## start Supplied data
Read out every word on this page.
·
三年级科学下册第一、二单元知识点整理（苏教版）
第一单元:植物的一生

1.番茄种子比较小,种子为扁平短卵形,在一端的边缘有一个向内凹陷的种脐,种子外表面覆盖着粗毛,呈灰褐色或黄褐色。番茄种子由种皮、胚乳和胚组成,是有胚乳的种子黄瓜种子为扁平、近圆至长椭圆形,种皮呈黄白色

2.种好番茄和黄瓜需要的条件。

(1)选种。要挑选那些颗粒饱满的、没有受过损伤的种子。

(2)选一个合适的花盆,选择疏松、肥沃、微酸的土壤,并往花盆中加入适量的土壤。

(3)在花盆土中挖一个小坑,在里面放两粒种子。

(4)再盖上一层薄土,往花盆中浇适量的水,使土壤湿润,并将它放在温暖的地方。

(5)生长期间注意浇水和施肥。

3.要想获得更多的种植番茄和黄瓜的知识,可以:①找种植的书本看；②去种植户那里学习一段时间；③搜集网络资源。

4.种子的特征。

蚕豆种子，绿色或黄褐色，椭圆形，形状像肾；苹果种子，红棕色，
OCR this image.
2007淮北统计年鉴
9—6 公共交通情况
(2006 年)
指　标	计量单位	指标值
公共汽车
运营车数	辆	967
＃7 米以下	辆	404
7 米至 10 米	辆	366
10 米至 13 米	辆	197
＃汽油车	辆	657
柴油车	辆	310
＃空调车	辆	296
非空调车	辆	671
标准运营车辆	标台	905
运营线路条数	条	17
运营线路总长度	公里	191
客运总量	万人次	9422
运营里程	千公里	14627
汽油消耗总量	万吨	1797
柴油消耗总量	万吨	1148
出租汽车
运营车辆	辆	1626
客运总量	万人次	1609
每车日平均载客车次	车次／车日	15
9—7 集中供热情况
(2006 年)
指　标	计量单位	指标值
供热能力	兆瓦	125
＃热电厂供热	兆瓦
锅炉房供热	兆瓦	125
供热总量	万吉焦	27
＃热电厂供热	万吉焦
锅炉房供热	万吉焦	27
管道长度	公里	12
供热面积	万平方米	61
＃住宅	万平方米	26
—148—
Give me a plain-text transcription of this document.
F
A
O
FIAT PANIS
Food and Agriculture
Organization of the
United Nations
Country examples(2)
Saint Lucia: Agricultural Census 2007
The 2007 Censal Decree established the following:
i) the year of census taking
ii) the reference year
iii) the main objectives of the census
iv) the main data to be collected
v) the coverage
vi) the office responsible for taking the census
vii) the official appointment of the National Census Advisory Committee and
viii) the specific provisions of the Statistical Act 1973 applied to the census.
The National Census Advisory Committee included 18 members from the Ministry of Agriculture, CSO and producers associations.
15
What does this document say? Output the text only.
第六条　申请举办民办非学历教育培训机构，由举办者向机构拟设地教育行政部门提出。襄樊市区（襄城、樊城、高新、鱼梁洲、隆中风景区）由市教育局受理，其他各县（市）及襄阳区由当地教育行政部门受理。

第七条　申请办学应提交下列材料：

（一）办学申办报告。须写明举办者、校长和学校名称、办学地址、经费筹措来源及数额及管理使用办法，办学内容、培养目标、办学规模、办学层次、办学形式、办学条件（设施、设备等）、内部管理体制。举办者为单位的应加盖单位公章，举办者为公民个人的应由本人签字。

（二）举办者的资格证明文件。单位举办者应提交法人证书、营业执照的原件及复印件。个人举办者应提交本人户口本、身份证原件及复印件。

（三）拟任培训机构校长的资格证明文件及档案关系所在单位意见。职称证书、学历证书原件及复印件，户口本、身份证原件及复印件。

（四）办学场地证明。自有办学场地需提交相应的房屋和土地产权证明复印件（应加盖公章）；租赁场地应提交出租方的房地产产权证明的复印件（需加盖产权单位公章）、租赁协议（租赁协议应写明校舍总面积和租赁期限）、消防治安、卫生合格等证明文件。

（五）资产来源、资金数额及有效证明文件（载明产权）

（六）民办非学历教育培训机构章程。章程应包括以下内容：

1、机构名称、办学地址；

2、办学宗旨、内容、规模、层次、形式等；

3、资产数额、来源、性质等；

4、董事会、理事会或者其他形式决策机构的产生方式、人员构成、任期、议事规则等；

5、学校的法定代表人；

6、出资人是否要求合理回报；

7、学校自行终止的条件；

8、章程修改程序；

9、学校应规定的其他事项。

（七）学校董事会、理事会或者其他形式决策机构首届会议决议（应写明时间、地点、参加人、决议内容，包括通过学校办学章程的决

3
## end Supplied data
> _The problem_: Your task is to repeat every line exactly.

> _Result below_:
Read out every word on this page.
·
三年级科学下册第一、二单元知识点整理（苏教版）
第一单元:植物的一生

1.番茄种子比较小,种子为扁平短卵形,在一端的边缘有一个向内凹陷的种脐,种子外表面覆盖着粗毛,呈灰褐色或黄褐色。番茄种子由种皮、胚乳和胚组成,是有胚乳的种子黄瓜种子为扁平、近圆至长椭圆形,种皮呈黄白色

2.种好番茄和黄瓜需要的条件。

(1)选种。要挑选那些颗粒饱满的、没有受过损伤的种子。

(2)选一个合适的花盆,选择疏松、肥沃、微酸的土壤,并往花盆中加入适量的土壤。

(3)在花盆土中挖一个小坑,在里面放两粒种子。

(4)再盖上一层薄土,往花盆中浇适量的水,使土壤湿润,并将它放在温暖的地方。

(5)生长期间注意浇水和施肥。

3.要想获得更多的种植番茄和黄瓜的知识,可以:①找种植的书本看；②去种植户那里学习一段时间；③搜集网络资源。

4.种子的特征。

蚕豆种子，绿色或黄褐色，椭圆形，形状像肾；苹果种子，红棕色，
OCR this image.
2007淮北统计年鉴
9—6 公共交通情况
(2006 年)
指　标	计量单位	指标值
公共汽车
运营车数	辆	967
＃7 米以下	辆	404
7 米至 10 米	辆	366
10 米至 13 米	辆	197
＃汽油车	辆	657
柴油车	辆	310
＃空调车	辆	296
非空调车	辆	671
标准运营车辆	标台	905
运营线路条数	条	17
运营线路总长度	公里	191
客运总量	万人次	9422
运营里程	千公里	14627
汽油消耗总量	万吨	1797
柴油消耗总量	万吨	1148
出租汽车
运营车辆	辆	1626
客运总量	万人次	1609
每车日平均载客车次	车次／车日	15
9—7 集中供热情况
(2006 年)
指　标	计量单位	指标值
供热能力	兆瓦	125
＃热电厂供热	兆瓦
锅炉房供热	兆瓦	125
供热总量	万吉焦	27
＃热电厂供热	万吉焦
锅炉房供热	万吉焦	27
管道长度	公里	12
供热面积	万平方米	61
＃住宅	万平方米	26
—148—
Give me a plain-text transcription of this document.
F
A
O
FIAT PANIS
Food and Agriculture
Organization of the
United Nations
Country examples(2)
Saint Lucia: Agricultural Census 2007
The 2007 Censal Decree established the following:
i) the year of census taking
ii) the reference year
iii) the main objectives of the census
iv) the main data to be collected
v) the coverage
vi) the office responsible for taking the census
vii) the official appointment of the National Census Advisory Committee and
viii) the specific provisions of the Statistical Act 1973 applied to the census.
The National Census Advisory Committee included 18 members from the Ministry of Agriculture, CSO and producers associations.
15
What does this document say? Output the text only.
第六条　申请举办民办非学历教育培训机构，由举办者向机构拟设地教育行政部门提出。襄樊市区（襄城、樊城、高新、鱼梁洲、隆中风景区）由市教育局受理，其他各县（市）及襄阳区由当地教育行政部门受理。

第七条　申请办学应提交下列材料：

（一）办学申办报告。须写明举办者、校长和学校名称、办学地址、经费筹措来源及数额及管理使用办法，办学内容、培养目标、办学规模、办学层次、办学形式、办学条件（设施、设备等）、内部管理体制。举办者为单位的应加盖单位公章，举办者为公民个人的应由本人签字。

（二）举办者的资格证明文件。单位举办者应提交法人证书、营业执照的原件及复印件。个人举办者应提交本人户口本、身份证原件及复印件。

（三）拟任培训机构校长的资格证明文件及档案关系所在单位意见。职称证书、学历证书原件及复印件，户口本、身份证原件及复印件。

（四）办学场地证明。自有办学场地需提交相应的房屋和土地产权证明复印件（应加盖公章）；租赁场地应提交出租方的房地产产权证明的复印件（需加盖产权单位公章）、租赁协议（租赁协议应写明校舍总面积和租赁期限）、消防治安、卫生合格等证明文件。

（五）资产来源、资金数额及有效证明文件（载明产权）

（六）民办非学历教育培训机构章程。章程应包括以下内容：

1、机构名称、办学地址；

2、办学宗旨、内容、规模、层次、形式等；

3、资产数额、来源、性质等；

4、董事会、理事会或者其他形式决策机构的产生方式、人员构成、任期、议事规则等；

5、学校的法定代表人；

6、出资人是否要求合理回报；

7、学校自行终止的条件；

8、章程修改程序；

9、学校应规定的其他事项。

（七）学校董事会、理事会或者其他形式决策机构首届会议决议（应写明时间、地点、参加人、决议内容，包括通过学校办学章程的决

3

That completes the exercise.